--- Start ---

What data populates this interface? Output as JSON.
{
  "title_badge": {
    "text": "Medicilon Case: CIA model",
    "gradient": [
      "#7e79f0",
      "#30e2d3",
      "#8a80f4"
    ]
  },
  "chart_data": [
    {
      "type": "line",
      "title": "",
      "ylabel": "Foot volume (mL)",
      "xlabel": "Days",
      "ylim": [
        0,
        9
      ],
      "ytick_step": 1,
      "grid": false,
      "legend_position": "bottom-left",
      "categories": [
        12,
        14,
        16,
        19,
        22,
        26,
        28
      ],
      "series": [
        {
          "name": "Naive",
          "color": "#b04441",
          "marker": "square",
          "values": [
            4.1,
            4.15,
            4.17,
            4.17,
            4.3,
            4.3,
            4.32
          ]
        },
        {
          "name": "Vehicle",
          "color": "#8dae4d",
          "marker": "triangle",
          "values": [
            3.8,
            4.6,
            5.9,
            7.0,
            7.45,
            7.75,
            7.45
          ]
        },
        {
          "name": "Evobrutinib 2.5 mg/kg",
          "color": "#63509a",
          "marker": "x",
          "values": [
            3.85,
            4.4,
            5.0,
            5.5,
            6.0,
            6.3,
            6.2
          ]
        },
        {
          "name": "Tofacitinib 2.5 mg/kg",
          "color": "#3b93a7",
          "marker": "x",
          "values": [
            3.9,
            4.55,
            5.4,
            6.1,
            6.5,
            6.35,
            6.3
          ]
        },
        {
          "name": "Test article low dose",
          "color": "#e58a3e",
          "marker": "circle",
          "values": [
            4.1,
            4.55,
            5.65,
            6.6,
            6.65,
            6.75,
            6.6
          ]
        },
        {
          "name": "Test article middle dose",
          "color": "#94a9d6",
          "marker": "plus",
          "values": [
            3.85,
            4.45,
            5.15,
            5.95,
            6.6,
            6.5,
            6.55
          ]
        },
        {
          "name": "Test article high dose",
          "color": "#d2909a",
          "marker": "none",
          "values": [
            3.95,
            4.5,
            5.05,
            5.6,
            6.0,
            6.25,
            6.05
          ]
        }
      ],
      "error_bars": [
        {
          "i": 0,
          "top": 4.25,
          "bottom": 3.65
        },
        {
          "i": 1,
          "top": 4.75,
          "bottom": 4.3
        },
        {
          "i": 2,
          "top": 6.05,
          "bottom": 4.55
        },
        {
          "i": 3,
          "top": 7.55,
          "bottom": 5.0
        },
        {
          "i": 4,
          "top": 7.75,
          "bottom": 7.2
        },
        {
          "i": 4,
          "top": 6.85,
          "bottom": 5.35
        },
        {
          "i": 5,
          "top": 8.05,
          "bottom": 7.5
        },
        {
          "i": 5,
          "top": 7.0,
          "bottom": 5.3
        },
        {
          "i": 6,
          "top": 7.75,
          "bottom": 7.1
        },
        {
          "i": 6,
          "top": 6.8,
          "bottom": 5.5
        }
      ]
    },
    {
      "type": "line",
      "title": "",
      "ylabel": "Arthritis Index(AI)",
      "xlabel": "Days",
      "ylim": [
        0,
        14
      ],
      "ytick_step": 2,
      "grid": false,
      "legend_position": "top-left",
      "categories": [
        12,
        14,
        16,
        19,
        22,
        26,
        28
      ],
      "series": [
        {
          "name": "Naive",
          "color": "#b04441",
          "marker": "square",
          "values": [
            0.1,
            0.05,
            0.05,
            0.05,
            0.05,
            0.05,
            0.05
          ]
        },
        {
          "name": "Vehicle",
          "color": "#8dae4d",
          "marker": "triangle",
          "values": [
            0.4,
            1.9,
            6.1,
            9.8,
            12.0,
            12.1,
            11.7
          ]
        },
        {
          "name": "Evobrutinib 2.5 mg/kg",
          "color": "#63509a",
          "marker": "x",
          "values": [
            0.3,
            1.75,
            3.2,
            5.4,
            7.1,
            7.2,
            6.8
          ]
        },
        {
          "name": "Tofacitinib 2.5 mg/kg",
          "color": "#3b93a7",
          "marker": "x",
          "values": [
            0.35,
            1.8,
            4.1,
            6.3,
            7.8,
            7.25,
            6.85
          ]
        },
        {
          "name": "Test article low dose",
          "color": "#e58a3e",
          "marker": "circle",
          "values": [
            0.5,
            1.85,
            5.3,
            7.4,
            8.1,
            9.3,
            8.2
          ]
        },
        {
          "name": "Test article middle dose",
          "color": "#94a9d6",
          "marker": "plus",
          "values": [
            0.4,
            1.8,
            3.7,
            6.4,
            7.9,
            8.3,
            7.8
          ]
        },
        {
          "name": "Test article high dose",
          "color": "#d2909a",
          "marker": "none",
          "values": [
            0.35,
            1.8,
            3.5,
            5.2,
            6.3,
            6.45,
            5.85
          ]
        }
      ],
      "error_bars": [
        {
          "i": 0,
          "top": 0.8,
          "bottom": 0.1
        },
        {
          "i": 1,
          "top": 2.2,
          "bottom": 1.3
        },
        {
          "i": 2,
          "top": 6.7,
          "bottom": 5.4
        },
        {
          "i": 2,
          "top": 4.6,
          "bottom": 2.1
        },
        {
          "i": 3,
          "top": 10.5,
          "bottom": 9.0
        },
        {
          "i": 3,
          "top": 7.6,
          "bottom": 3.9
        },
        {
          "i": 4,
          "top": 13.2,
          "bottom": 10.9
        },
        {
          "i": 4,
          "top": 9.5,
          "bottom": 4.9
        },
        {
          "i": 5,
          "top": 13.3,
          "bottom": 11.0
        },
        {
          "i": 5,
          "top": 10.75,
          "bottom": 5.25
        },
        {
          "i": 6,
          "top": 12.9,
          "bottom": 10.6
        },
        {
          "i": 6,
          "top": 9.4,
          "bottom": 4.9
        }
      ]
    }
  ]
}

--- End ---

(Directions for this task) Each entry must be reproduced verbatim.

(Worked answer)
What data populates this interface? Output as JSON.
{
  "title_badge": {
    "text": "Medicilon Case: CIA model",
    "gradient": [
      "#7e79f0",
      "#30e2d3",
      "#8a80f4"
    ]
  },
  "chart_data": [
    {
      "type": "line",
      "title": "",
      "ylabel": "Foot volume (mL)",
      "xlabel": "Days",
      "ylim": [
        0,
        9
      ],
      "ytick_step": 1,
      "grid": false,
      "legend_position": "bottom-left",
      "categories": [
        12,
        14,
        16,
        19,
        22,
        26,
        28
      ],
      "series": [
        {
          "name": "Naive",
          "color": "#b04441",
          "marker": "square",
          "values": [
            4.1,
            4.15,
            4.17,
            4.17,
            4.3,
            4.3,
            4.32
          ]
        },
        {
          "name": "Vehicle",
          "color": "#8dae4d",
          "marker": "triangle",
          "values": [
            3.8,
            4.6,
            5.9,
            7.0,
            7.45,
            7.75,
            7.45
          ]
        },
        {
          "name": "Evobrutinib 2.5 mg/kg",
          "color": "#63509a",
          "marker": "x",
          "values": [
            3.85,
            4.4,
            5.0,
            5.5,
            6.0,
            6.3,
            6.2
          ]
        },
        {
          "name": "Tofacitinib 2.5 mg/kg",
          "color": "#3b93a7",
          "marker": "x",
          "values": [
            3.9,
            4.55,
            5.4,
            6.1,
            6.5,
            6.35,
            6.3
          ]
        },
        {
          "name": "Test article low dose",
          "color": "#e58a3e",
          "marker": "circle",
          "values": [
            4.1,
            4.55,
            5.65,
            6.6,
            6.65,
            6.75,
            6.6
          ]
        },
        {
          "name": "Test article middle dose",
          "color": "#94a9d6",
          "marker": "plus",
          "values": [
            3.85,
            4.45,
            5.15,
            5.95,
            6.6,
            6.5,
            6.55
          ]
        },
        {
          "name": "Test article high dose",
          "color": "#d2909a",
          "marker": "none",
          "values": [
            3.95,
            4.5,
            5.05,
            5.6,
            6.0,
            6.25,
            6.05
          ]
        }
      ],
      "error_bars": [
        {
          "i": 0,
          "top": 4.25,
          "bottom": 3.65
        },
        {
          "i": 1,
          "top": 4.75,
          "bottom": 4.3
        },
        {
          "i": 2,
          "top": 6.05,
          "bottom": 4.55
        },
        {
          "i": 3,
          "top": 7.55,
          "bottom": 5.0
        },
        {
          "i": 4,
          "top": 7.75,
          "bottom": 7.2
        },
        {
          "i": 4,
          "top": 6.85,
          "bottom": 5.35
        },
        {
          "i": 5,
          "top": 8.05,
          "bottom": 7.5
        },
        {
          "i": 5,
          "top": 7.0,
          "bottom": 5.3
        },
        {
          "i": 6,
          "top": 7.75,
          "bottom": 7.1
        },
        {
          "i": 6,
          "top": 6.8,
          "bottom": 5.5
        }
      ]
    },
    {
      "type": "line",
      "title": "",
      "ylabel": "Arthritis Index(AI)",
      "xlabel": "Days",
      "ylim": [
        0,
        14
      ],
      "ytick_step": 2,
      "grid": false,
      "legend_position": "top-left",
      "categories": [
        12,
        14,
        16,
        19,
        22,
        26,
        28
      ],
      "series": [
        {
          "name": "Naive",
          "color": "#b04441",
          "marker": "square",
          "values": [
            0.1,
            0.05,
            0.05,
            0.05,
            0.05,
            0.05,
            0.05
          ]
        },
        {
          "name": "Vehicle",
          "color": "#8dae4d",
          "marker": "triangle",
          "values": [
            0.4,
            1.9,
            6.1,
            9.8,
            12.0,
            12.1,
            11.7
          ]
        },
        {
          "name": "Evobrutinib 2.5 mg/kg",
          "color": "#63509a",
          "marker": "x",
          "values": [
            0.3,
            1.75,
            3.2,
            5.4,
            7.1,
            7.2,
            6.8
          ]
        },
        {
          "name": "Tofacitinib 2.5 mg/kg",
          "color": "#3b93a7",
          "marker": "x",
          "values": [
            0.35,
            1.8,
            4.1,
            6.3,
            7.8,
            7.25,
            6.85
          ]
        },
        {
          "name": "Test article low dose",
          "color": "#e58a3e",
          "marker": "circle",
          "values": [
            0.5,
            1.85,
            5.3,
            7.4,
            8.1,
            9.3,
            8.2
          ]
        },
        {
          "name": "Test article middle dose",
          "color": "#94a9d6",
          "marker": "plus",
          "values": [
            0.4,
            1.8,
            3.7,
            6.4,
            7.9,
            8.3,
            7.8
          ]
        },
        {
          "name": "Test article high dose",
          "color": "#d2909a",
          "marker": "none",
          "values": [
            0.35,
            1.8,
            3.5,
            5.2,
            6.3,
            6.45,
            5.85
          ]
        }
      ],
      "error_bars": [
        {
          "i": 0,
          "top": 0.8,
          "bottom": 0.1
        },
        {
          "i": 1,
          "top": 2.2,
          "bottom": 1.3
        },
        {
          "i": 2,
          "top": 6.7,
          "bottom": 5.4
        },
        {
          "i": 2,
          "top": 4.6,
          "bottom": 2.1
        },
        {
          "i": 3,
          "top": 10.5,
          "bottom": 9.0
        },
        {
          "i": 3,
          "top": 7.6,
          "bottom": 3.9
        },
        {
          "i": 4,
          "top": 13.2,
          "bottom": 10.9
        },
        {
          "i": 4,
          "top": 9.5,
          "bottom": 4.9
        },
        {
          "i": 5,
          "top": 13.3,
          "bottom": 11.0
        },
        {
          "i": 5,
          "top": 10.75,
          "bottom": 5.25
        },
        {
          "i": 6,
          "top": 12.9,
          "bottom": 10.6
        },
        {
          "i": 6,
          "top": 9.4,
          "bottom": 4.9
        }
      ]
    }
  ]
}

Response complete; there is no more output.